═════ Extract
Sir Henry Percy Harris KBE (8 September 1856 - 23 August 1941) was a British Conservative Party politician who served first on the London County Council, and then as a Member of Parliament.

Henry Percy Harris was born on 8 September 1856, the son of Sir George David Harris, a member of the London County Council from its creation on January 1889. Henry Harris was educated at Eton College and Christ Church, Oxford University, before qualifying as a barrister in 1881.

Like his father, Henry Harris served on the London County Council, he representing Paddington from 1892 to 1910. He was deputy chairman of the Council between 1898–1899 and chairman between 1907–1908. He was among the Council group allied to the Conservative Party, first known as the Moderate Party then, from 1906, the Municipal Reform Party. From 1904 he led the group and later became chairman of the related London Municipal Society.
══════════
═════ Record excerpts
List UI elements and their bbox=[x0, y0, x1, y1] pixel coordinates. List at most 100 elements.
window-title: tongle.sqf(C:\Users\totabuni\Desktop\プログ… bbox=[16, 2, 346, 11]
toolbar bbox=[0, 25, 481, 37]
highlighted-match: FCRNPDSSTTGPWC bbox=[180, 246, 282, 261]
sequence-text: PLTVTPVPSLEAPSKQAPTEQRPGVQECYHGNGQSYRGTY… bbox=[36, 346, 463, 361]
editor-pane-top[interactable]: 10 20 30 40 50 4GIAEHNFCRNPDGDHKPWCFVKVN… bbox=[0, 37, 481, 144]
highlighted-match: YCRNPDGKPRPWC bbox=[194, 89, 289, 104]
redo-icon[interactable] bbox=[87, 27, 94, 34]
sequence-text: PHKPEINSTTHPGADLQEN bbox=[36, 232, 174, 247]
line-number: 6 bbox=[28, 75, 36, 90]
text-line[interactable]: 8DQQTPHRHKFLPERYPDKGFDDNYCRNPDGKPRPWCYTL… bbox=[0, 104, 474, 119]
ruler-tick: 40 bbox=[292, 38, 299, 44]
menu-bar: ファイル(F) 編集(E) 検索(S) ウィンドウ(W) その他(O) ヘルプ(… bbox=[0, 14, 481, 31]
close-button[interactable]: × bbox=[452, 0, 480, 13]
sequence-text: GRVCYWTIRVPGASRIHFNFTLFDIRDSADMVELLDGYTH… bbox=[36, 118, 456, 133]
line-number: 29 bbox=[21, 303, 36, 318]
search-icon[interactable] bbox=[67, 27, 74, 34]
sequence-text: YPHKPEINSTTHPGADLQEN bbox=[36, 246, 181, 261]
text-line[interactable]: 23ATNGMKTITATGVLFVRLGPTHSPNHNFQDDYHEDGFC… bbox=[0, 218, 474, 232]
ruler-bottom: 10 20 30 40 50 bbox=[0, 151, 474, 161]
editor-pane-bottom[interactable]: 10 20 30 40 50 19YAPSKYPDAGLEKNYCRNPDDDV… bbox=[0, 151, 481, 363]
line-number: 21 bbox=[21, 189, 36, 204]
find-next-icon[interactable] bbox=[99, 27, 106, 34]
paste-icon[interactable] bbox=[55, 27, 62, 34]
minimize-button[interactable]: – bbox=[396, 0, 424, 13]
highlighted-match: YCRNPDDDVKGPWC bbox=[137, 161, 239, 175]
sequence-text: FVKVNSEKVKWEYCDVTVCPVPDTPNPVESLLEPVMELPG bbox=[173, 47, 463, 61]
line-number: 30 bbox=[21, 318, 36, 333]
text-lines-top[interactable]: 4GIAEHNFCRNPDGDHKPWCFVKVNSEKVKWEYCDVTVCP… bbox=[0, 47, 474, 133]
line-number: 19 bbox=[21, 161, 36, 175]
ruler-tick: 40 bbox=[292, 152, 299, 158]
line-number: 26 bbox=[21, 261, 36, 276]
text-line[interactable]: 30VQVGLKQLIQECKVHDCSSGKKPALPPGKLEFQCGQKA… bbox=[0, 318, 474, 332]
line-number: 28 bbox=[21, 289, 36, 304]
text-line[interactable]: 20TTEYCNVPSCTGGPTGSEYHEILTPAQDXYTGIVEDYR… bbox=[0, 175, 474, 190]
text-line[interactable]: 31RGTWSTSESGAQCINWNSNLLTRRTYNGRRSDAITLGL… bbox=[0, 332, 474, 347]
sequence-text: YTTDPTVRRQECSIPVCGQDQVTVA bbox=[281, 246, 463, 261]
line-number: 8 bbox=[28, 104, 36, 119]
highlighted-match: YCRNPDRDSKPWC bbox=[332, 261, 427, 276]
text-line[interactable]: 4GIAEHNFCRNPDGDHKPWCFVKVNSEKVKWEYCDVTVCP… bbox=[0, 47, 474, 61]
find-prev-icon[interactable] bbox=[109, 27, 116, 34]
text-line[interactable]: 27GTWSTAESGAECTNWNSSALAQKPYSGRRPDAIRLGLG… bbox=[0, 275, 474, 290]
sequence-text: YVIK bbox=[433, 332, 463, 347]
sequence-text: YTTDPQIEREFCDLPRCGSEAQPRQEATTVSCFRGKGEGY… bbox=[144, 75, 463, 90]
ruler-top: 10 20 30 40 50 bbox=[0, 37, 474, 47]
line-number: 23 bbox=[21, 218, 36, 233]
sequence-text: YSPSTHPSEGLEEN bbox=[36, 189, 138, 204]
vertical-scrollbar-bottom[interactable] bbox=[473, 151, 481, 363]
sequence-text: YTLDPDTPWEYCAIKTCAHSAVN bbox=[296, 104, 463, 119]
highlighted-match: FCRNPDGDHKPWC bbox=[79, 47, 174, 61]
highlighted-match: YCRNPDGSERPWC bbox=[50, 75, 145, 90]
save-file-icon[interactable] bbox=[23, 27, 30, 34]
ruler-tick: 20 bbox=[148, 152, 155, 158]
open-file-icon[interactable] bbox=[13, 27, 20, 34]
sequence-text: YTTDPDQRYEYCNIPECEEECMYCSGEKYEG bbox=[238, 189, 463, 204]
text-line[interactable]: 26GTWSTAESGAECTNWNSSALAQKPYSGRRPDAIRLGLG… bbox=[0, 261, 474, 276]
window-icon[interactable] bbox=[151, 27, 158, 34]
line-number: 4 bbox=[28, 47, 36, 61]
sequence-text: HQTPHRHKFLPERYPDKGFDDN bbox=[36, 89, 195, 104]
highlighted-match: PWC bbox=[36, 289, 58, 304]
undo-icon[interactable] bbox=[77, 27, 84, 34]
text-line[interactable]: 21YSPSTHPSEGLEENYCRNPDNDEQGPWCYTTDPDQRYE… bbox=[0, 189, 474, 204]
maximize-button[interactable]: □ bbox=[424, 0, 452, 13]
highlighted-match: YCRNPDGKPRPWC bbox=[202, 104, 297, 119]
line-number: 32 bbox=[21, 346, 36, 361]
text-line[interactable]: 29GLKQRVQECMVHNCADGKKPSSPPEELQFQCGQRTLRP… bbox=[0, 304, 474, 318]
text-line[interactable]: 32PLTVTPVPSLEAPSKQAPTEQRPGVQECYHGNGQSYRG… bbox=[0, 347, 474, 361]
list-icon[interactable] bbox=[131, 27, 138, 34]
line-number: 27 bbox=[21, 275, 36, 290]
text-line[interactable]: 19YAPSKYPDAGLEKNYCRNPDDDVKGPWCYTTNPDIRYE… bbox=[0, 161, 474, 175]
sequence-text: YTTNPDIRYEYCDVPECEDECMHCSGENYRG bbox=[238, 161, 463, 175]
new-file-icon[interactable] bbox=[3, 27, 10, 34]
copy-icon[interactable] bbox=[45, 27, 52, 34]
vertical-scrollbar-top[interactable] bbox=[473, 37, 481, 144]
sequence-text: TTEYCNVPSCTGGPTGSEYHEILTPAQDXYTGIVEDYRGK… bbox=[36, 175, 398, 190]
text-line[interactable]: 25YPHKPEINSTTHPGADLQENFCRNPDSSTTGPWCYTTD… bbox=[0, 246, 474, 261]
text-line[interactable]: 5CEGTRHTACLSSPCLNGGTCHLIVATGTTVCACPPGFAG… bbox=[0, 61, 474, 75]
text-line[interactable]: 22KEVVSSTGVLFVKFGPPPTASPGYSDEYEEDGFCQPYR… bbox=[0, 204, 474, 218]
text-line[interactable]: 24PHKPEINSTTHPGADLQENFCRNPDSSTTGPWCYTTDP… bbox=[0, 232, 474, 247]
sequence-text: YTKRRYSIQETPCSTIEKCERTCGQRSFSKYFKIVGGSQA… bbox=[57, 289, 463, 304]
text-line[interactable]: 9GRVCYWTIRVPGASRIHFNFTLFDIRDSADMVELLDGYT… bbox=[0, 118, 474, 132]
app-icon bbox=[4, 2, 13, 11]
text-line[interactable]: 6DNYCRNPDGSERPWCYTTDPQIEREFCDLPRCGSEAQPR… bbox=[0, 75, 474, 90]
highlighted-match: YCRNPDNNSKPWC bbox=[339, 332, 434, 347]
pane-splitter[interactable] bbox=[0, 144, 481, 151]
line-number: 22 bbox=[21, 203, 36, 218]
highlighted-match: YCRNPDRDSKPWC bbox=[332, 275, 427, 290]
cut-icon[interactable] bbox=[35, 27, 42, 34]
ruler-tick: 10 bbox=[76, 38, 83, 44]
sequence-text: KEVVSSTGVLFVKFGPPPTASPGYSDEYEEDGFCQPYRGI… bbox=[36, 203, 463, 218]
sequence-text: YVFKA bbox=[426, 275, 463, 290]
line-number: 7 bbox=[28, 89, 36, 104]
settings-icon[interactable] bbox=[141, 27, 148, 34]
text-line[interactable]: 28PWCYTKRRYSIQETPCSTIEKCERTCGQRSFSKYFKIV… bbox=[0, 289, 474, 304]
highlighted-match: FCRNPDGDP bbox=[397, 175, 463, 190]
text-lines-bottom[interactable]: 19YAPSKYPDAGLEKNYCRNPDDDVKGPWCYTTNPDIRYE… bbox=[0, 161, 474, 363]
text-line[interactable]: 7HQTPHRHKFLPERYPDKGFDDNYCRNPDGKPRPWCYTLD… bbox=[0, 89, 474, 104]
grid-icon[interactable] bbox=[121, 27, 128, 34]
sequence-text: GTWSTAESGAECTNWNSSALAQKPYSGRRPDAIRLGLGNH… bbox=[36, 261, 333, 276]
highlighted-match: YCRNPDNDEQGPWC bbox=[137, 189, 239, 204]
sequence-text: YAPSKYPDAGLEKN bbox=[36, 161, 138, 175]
══════════
→ Exercise requirements: Set down the passage on Henry Percy Harris word for word, starting at "Henry Percy Harris was" and ending at "barrister in 1881.".

→ Exercise result:
Henry Percy Harris was born on 8 September 1856, the son of Sir George David Harris, a member of the London County Council from its creation on January 1889. Henry Harris was educated at Eton College and Christ Church, Oxford University, before qualifying as a barrister in 1881.